**Goal of the exercise:**
Rewrite the listing below as a numbered list with no blank lines, and leave the pictures out of your answer.

**Provided information:**
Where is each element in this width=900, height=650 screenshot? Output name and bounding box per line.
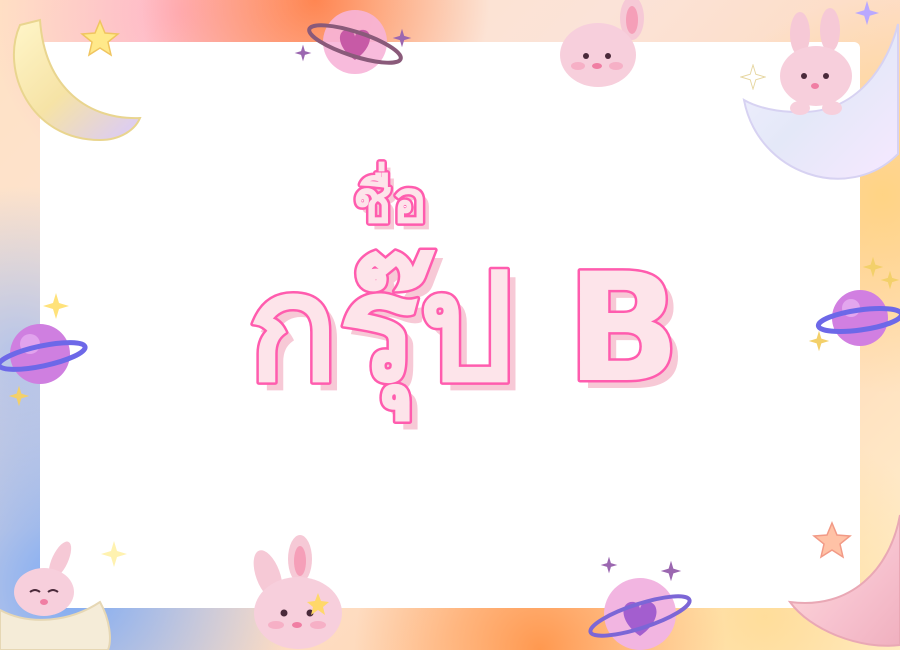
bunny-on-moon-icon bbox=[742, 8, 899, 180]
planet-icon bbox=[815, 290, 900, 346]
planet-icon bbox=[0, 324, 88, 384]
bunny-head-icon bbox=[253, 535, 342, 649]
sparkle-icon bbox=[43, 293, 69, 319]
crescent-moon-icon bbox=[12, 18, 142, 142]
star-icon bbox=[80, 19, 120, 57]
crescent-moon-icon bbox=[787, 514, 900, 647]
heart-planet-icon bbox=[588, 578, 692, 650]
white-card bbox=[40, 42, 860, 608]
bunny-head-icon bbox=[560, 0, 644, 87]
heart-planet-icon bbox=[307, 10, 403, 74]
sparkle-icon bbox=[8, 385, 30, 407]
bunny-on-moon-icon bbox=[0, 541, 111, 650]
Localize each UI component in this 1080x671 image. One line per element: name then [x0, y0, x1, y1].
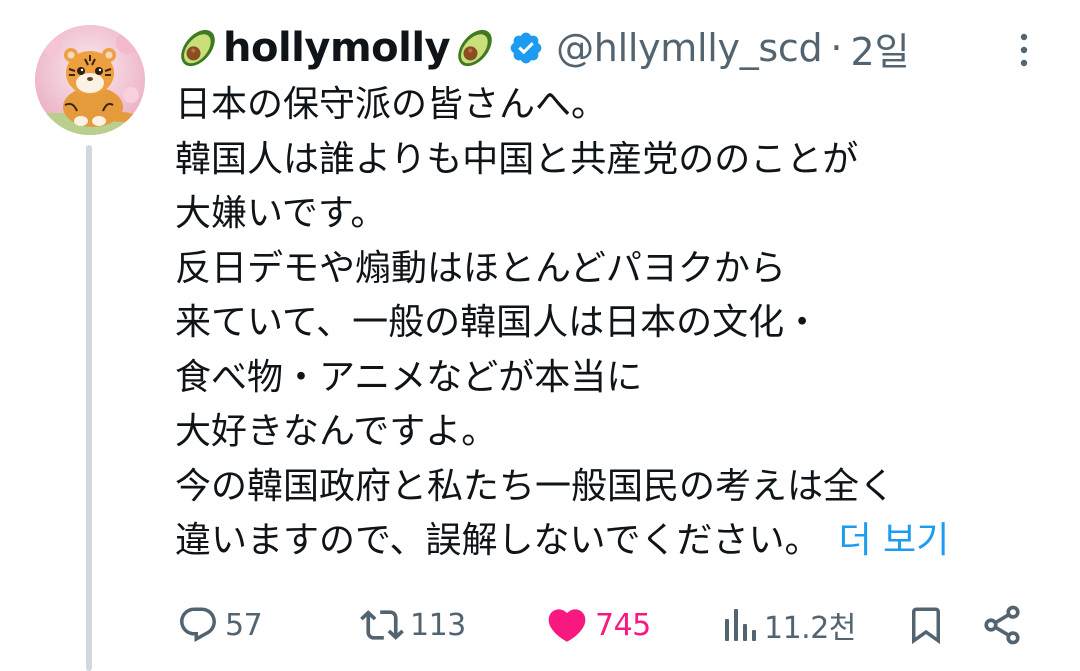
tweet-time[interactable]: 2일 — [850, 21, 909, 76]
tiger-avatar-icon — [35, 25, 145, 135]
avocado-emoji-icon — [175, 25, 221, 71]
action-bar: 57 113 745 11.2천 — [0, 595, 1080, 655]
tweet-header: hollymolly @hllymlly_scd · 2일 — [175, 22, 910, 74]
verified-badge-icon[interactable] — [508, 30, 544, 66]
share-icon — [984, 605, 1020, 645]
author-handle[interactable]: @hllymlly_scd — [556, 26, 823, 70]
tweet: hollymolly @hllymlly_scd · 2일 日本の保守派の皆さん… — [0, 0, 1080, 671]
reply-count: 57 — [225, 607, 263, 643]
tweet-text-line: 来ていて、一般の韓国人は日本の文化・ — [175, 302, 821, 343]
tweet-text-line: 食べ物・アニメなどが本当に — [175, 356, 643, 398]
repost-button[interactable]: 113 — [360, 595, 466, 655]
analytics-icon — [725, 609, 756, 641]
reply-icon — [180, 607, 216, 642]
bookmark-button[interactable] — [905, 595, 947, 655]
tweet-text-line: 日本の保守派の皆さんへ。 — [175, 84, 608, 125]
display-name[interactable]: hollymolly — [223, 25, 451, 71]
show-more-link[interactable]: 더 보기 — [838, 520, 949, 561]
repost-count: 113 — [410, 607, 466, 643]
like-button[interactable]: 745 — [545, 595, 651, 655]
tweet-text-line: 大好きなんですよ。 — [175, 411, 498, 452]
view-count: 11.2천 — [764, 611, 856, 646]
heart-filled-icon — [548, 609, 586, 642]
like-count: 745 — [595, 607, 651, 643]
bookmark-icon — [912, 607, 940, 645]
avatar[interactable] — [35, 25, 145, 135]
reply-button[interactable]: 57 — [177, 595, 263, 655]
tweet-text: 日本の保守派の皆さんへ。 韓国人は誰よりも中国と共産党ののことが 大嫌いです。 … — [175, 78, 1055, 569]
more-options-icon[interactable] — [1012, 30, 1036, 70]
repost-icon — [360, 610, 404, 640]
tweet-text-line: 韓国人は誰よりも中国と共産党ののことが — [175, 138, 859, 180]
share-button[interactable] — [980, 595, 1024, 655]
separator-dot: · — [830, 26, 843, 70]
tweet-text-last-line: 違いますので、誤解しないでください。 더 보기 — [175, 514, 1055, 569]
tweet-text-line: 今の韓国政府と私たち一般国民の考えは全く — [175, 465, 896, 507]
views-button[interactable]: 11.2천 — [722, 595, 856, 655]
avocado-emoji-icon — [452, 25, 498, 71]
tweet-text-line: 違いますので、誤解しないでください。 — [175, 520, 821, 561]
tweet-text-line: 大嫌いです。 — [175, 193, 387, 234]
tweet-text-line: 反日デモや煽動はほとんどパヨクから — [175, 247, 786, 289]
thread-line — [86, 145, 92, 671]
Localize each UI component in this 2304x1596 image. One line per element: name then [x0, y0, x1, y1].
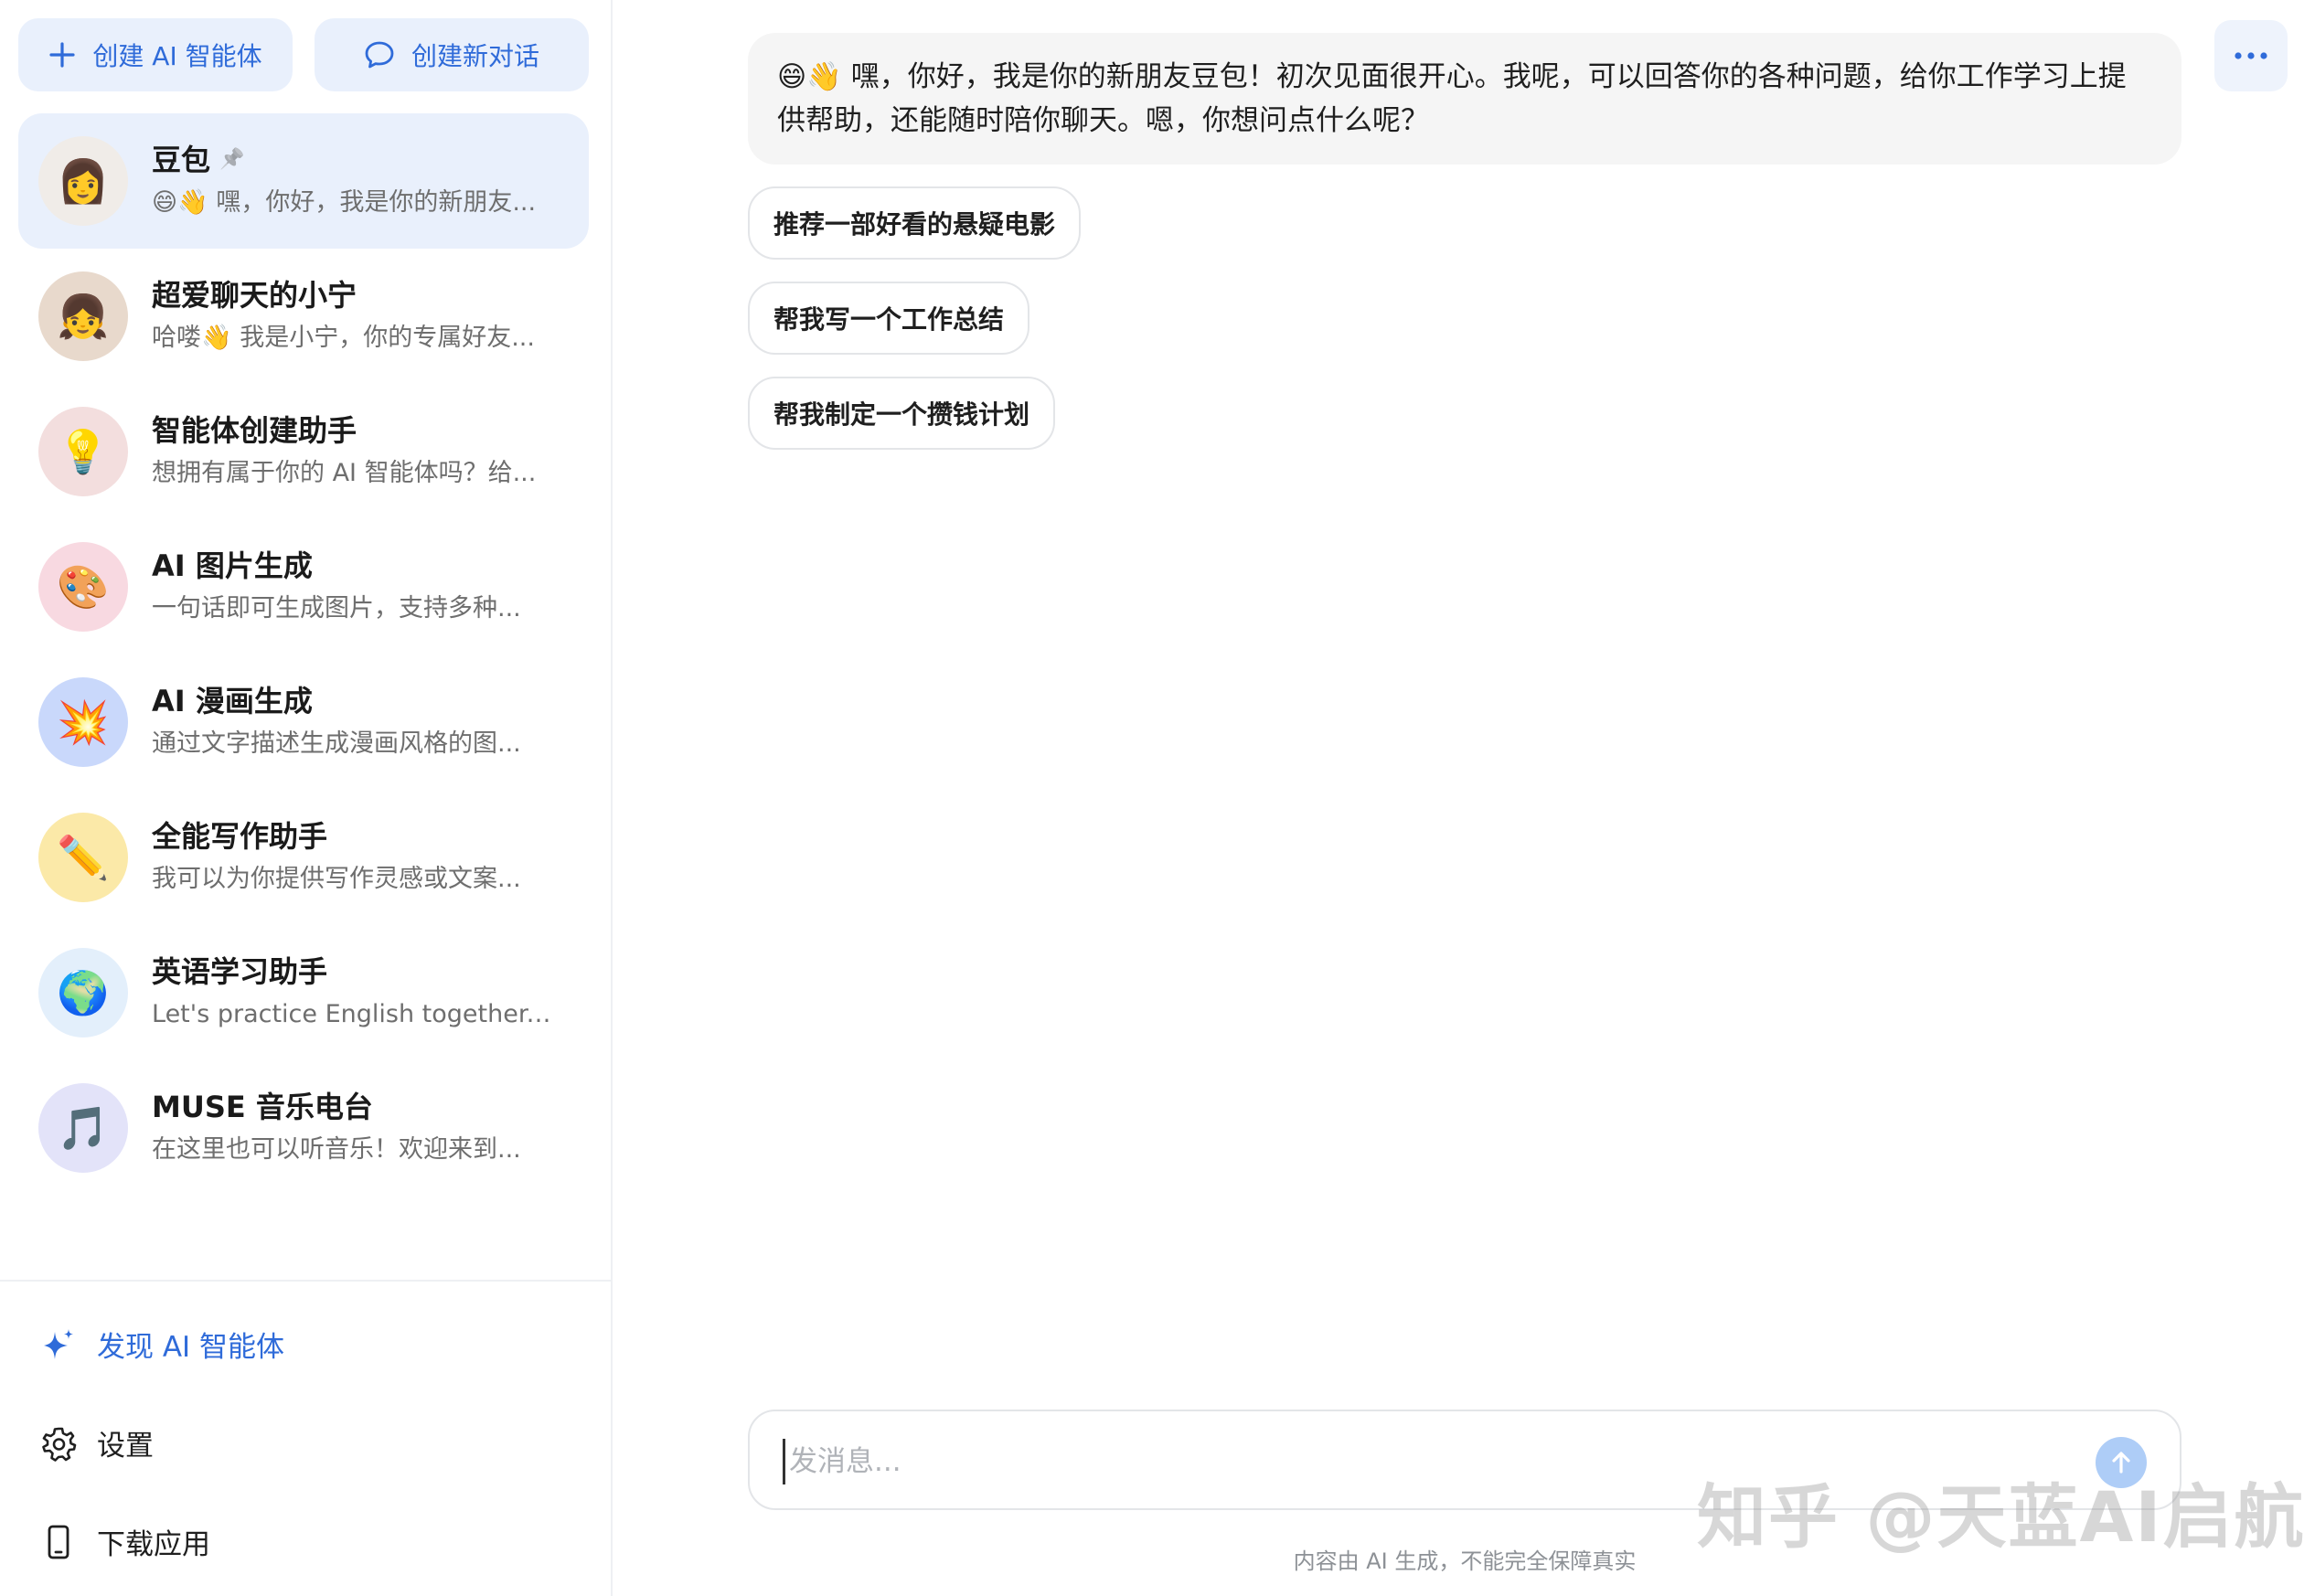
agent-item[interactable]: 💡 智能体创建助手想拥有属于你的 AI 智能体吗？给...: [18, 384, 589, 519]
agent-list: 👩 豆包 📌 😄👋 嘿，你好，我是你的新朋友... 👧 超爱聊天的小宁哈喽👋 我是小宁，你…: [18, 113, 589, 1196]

**Answer to the task:**
1. Where is each element in this width=900, height=650 screenshot? Output name and bounding box per line.
2. bunny-on-moon-icon bbox=[742, 8, 899, 180]
3. planet-icon bbox=[815, 290, 900, 346]
4. planet-icon bbox=[0, 324, 88, 384]
5. bunny-head-icon bbox=[253, 535, 342, 649]
6. sparkle-icon bbox=[43, 293, 69, 319]
7. crescent-moon-icon bbox=[12, 18, 142, 142]
8. star-icon bbox=[80, 19, 120, 57]
9. crescent-moon-icon bbox=[787, 514, 900, 647]
10. heart-planet-icon bbox=[588, 578, 692, 650]
11. white-card bbox=[40, 42, 860, 608]
12. bunny-head-icon bbox=[560, 0, 644, 87]
13. heart-planet-icon bbox=[307, 10, 403, 74]
14. sparkle-icon bbox=[8, 385, 30, 407]
15. bunny-on-moon-icon bbox=[0, 541, 111, 650]
16. Localize each UI component in this 1080x671 image. One line per element: name then [x0, y0, x1, y1].
17. tweet-time[interactable]: 2일 — [850, 21, 909, 76]
18. tiger-avatar-icon — [35, 25, 145, 135]
19. avocado-emoji-icon — [175, 25, 221, 71]
20. action-bar: 57 113 745 11.2천 — [0, 595, 1080, 655]
21. tweet-header: hollymolly @hllymlly_scd · 2일 — [175, 22, 910, 74]
22. verified-badge-icon[interactable] — [508, 30, 544, 66]
23. share-icon — [984, 605, 1020, 645]
24. author-handle[interactable]: @hllymlly_scd — [556, 26, 823, 70]
25. tweet: hollymolly @hllymlly_scd · 2일 日本の保守派の皆さん… — [0, 0, 1080, 671]
26. reply-count: 57 — [225, 607, 263, 643]
27. tweet-text-line: 来ていて、一般の韓国人は日本の文化・ — [175, 302, 821, 343]
28. tweet-text-line: 食べ物・アニメなどが本当に — [175, 356, 643, 398]
29. repost-button[interactable]: 113 — [360, 595, 466, 655]
30. analytics-icon — [725, 609, 756, 641]
31. reply-icon — [180, 607, 216, 642]
32. bookmark-button[interactable] — [905, 595, 947, 655]
33. tweet-text-line: 日本の保守派の皆さんへ。 — [175, 84, 608, 125]
34. display-name[interactable]: hollymolly — [223, 25, 451, 71]
35. show-more-link[interactable]: 더 보기 — [838, 520, 949, 561]
36. repost-count: 113 — [410, 607, 466, 643]
37. like-button[interactable]: 745 — [545, 595, 651, 655]
38. tweet-text-line: 大好きなんですよ。 — [175, 411, 498, 452]
39. view-count: 11.2천 — [764, 611, 856, 646]
40. heart-filled-icon — [548, 609, 586, 642]
41. like-count: 745 — [595, 607, 651, 643]
42. bookmark-icon — [912, 607, 940, 645]
43. avatar[interactable] — [35, 25, 145, 135]
44. reply-button[interactable]: 57 — [177, 595, 263, 655]
45. tweet-text: 日本の保守派の皆さんへ。 韓国人は誰よりも中国と共産党ののことが 大嫌いです。 … — [175, 78, 1055, 569]
46. more-options-icon[interactable] — [1012, 30, 1036, 70]
47. repost-icon — [360, 610, 404, 640]
48. tweet-text-line: 韓国人は誰よりも中国と共産党ののことが — [175, 138, 859, 180]
49. share-button[interactable] — [980, 595, 1024, 655]
50. separator-dot: · — [830, 26, 843, 70]
51. tweet-text-last-line: 違いますので、誤解しないでください。 더 보기 — [175, 514, 1055, 569]
52. tweet-text-line: 今の韓国政府と私たち一般国民の考えは全く — [175, 465, 896, 507]
53. views-button[interactable]: 11.2천 — [722, 595, 856, 655]
54. avocado-emoji-icon — [452, 25, 498, 71]
55. tweet-text-line: 違いますので、誤解しないでください。 — [175, 520, 821, 561]
56. tweet-text-line: 大嫌いです。 — [175, 193, 387, 234]
57. tweet-text-line: 反日デモや煽動はほとんどパヨクから — [175, 247, 786, 289]
58. thread-line — [86, 145, 92, 671]
59. Localize each UI component in this 2304x1596 image. One line per element: name then [x0, y0, x1, y1].
60. agent-item[interactable]: 💡 智能体创建助手想拥有属于你的 AI 智能体吗？给...: [18, 384, 589, 519]
61. agent-list: 👩 豆包 📌 😄👋 嘿，你好，我是你的新朋友... 👧 超爱聊天的小宁哈喽👋 我是小宁，你…: [18, 113, 589, 1196]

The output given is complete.